TASK ITEM: A single number is required: how many lines in the data below contain "sebanyak".

ENTRIES SHOWN:

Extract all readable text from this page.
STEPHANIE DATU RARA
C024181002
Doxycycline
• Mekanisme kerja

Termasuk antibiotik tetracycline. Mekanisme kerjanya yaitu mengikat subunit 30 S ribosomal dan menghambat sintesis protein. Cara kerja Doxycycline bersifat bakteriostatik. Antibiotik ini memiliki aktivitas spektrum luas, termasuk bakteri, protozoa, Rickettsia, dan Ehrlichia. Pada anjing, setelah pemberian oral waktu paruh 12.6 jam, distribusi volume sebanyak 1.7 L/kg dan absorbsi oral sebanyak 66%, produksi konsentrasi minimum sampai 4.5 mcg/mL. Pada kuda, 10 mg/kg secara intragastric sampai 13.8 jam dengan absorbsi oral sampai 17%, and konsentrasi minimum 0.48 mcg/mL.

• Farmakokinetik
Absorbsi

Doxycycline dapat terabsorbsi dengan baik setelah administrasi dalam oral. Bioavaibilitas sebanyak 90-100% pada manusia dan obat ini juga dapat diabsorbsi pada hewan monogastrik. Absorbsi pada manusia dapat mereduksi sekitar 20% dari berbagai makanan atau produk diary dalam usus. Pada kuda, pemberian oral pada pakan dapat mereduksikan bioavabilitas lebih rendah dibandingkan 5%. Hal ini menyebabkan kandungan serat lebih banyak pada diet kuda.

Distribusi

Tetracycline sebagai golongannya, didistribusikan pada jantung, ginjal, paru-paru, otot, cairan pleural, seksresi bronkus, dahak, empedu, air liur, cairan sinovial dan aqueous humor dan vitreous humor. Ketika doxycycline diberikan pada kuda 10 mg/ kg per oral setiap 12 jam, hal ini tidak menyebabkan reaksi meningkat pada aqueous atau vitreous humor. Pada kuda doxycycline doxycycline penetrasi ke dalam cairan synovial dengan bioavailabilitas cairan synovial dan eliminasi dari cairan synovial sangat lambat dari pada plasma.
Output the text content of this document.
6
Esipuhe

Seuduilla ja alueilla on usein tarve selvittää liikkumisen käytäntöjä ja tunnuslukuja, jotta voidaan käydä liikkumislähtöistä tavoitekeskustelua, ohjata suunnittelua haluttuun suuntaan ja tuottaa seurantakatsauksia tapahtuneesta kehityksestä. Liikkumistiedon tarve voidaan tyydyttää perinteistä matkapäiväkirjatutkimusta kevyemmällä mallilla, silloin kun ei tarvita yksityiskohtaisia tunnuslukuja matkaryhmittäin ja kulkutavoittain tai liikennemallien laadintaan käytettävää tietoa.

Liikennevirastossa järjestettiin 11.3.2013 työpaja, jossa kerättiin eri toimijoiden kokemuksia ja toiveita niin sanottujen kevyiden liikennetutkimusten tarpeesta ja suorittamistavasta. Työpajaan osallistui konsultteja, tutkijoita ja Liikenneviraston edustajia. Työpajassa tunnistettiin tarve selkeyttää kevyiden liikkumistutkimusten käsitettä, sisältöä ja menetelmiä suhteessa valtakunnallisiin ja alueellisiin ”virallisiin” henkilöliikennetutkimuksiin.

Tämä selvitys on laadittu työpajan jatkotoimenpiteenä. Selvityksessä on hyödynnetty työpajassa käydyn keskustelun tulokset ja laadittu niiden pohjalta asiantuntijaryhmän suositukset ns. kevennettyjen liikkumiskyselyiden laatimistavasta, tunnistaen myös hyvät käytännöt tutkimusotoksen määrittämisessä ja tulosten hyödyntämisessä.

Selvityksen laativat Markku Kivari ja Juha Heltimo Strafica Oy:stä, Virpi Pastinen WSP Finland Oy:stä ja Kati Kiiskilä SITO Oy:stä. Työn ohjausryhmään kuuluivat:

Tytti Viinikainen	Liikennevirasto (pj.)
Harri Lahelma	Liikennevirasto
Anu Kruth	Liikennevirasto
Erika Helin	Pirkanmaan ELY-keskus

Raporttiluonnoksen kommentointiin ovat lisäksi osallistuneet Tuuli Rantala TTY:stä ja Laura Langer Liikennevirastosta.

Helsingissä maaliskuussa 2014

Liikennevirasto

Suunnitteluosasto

PROBLEM SOLUTION: 2